---------- ENTRIES SHOWN ----------

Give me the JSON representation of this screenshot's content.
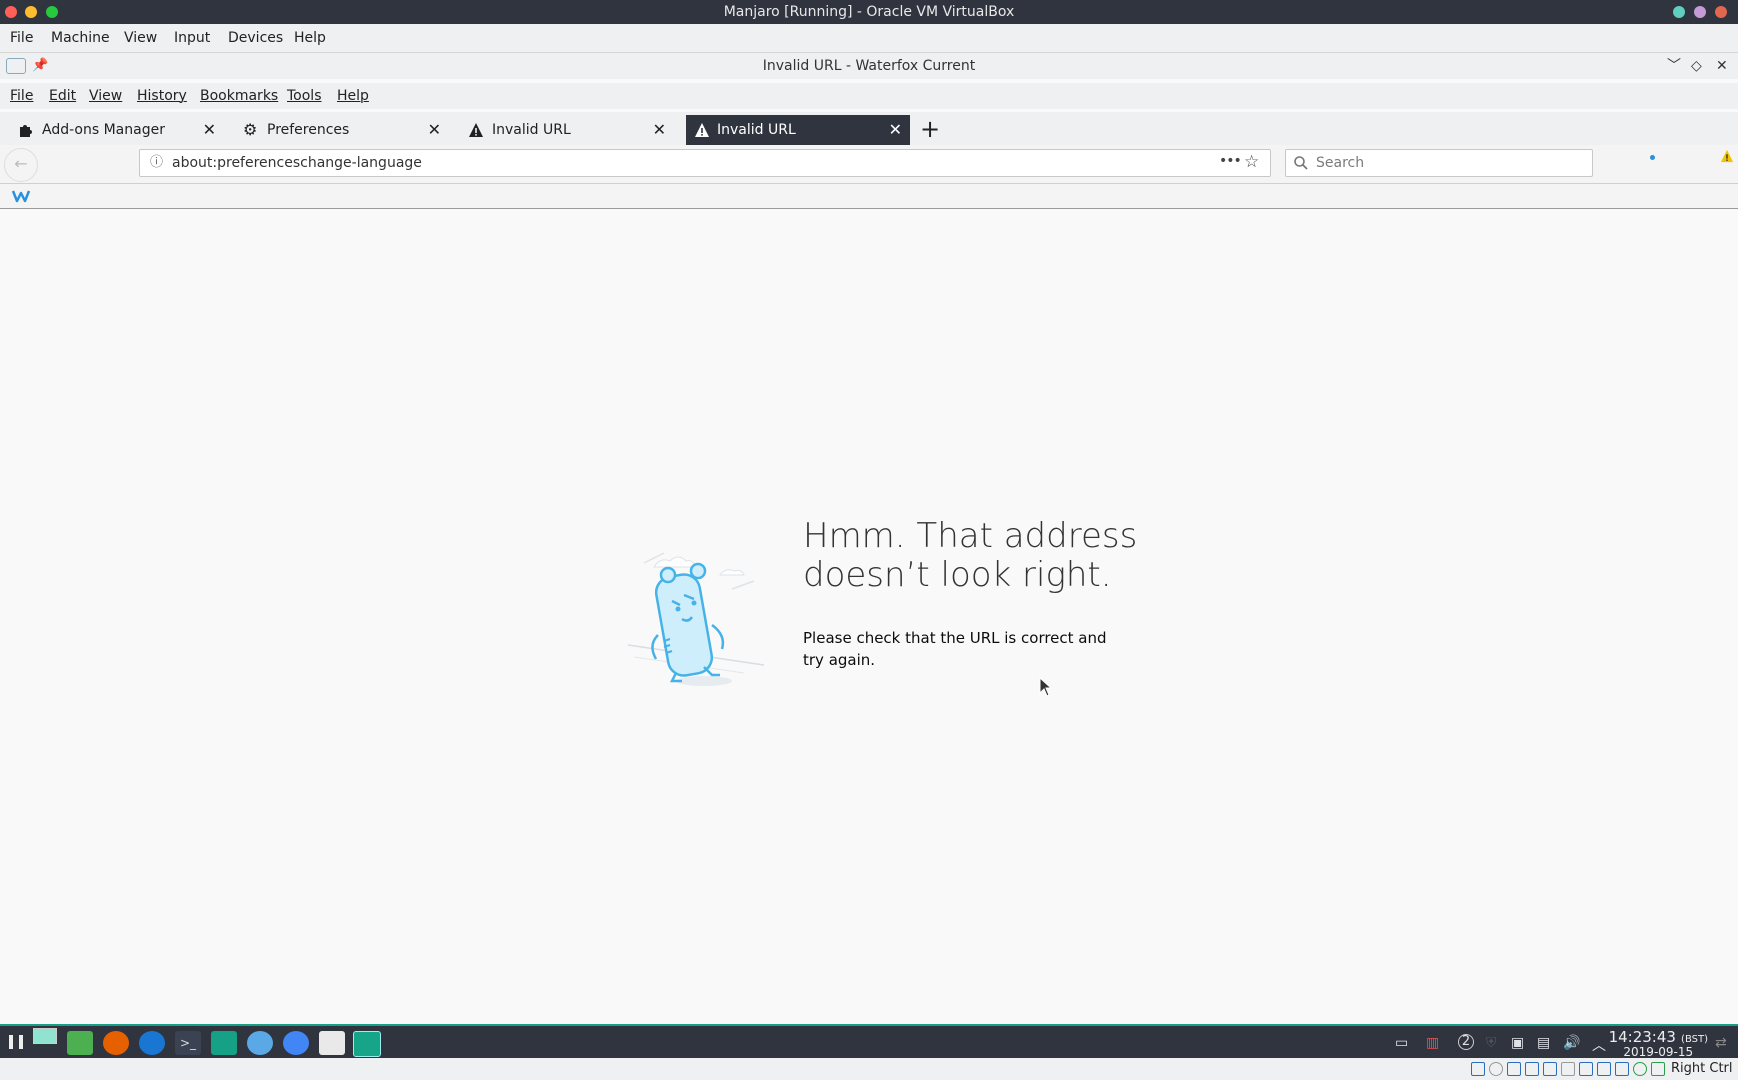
{
  "host_window": {
    "title": "Manjaro [Running] - Oracle VM VirtualBox",
    "menu": [
      "File",
      "Machine",
      "View",
      "Input",
      "Devices",
      "Help"
    ]
  },
  "browser": {
    "window_title": "Invalid URL - Waterfox Current",
    "menu": [
      "File",
      "Edit",
      "View",
      "History",
      "Bookmarks",
      "Tools",
      "Help"
    ],
    "tabs": [
      {
        "label": "Add-ons Manager",
        "icon": "puzzle-icon",
        "active": false
      },
      {
        "label": "Preferences",
        "icon": "gear-icon",
        "active": false
      },
      {
        "label": "Invalid URL",
        "icon": "warning-icon",
        "active": false
      },
      {
        "label": "Invalid URL",
        "icon": "warning-icon",
        "active": true
      }
    ],
    "url": "about:preferenceschange-language",
    "search_placeholder": "Search",
    "page_actions_glyph": "•••"
  },
  "error_page": {
    "title_line1": "Hmm. That address",
    "title_line2": "doesn’t look right.",
    "description": "Please check that the URL is correct and try again."
  },
  "taskbar": {
    "clock_time": "14:23:43",
    "clock_tz": "(BST)",
    "clock_date": "2019-09-15",
    "tray_badge": "2"
  },
  "vbox_status": {
    "host_key": "Right Ctrl"
  },
  "colors": {
    "title_bar": "#2f343f",
    "taskbar_accent": "#16a085",
    "warning": "#f5c400",
    "mascot": "#45b3e7"
  }
}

----------

**TASK INSTRUCTIONS**
Pictures in the records above should not be copied. Repeat everything else exactly.

**THE OUTPUT**
Give me the JSON representation of this screenshot's content.
{
  "host_window": {
    "title": "Manjaro [Running] - Oracle VM VirtualBox",
    "menu": [
      "File",
      "Machine",
      "View",
      "Input",
      "Devices",
      "Help"
    ]
  },
  "browser": {
    "window_title": "Invalid URL - Waterfox Current",
    "menu": [
      "File",
      "Edit",
      "View",
      "History",
      "Bookmarks",
      "Tools",
      "Help"
    ],
    "tabs": [
      {
        "label": "Add-ons Manager",
        "icon": "puzzle-icon",
        "active": false
      },
      {
        "label": "Preferences",
        "icon": "gear-icon",
        "active": false
      },
      {
        "label": "Invalid URL",
        "icon": "warning-icon",
        "active": false
      },
      {
        "label": "Invalid URL",
        "icon": "warning-icon",
        "active": true
      }
    ],
    "url": "about:preferenceschange-language",
    "search_placeholder": "Search",
    "page_actions_glyph": "•••"
  },
  "error_page": {
    "title_line1": "Hmm. That address",
    "title_line2": "doesn’t look right.",
    "description": "Please check that the URL is correct and try again."
  },
  "taskbar": {
    "clock_time": "14:23:43",
    "clock_tz": "(BST)",
    "clock_date": "2019-09-15",
    "tray_badge": "2"
  },
  "vbox_status": {
    "host_key": "Right Ctrl"
  },
  "colors": {
    "title_bar": "#2f343f",
    "taskbar_accent": "#16a085",
    "warning": "#f5c400",
    "mascot": "#45b3e7"
  }
}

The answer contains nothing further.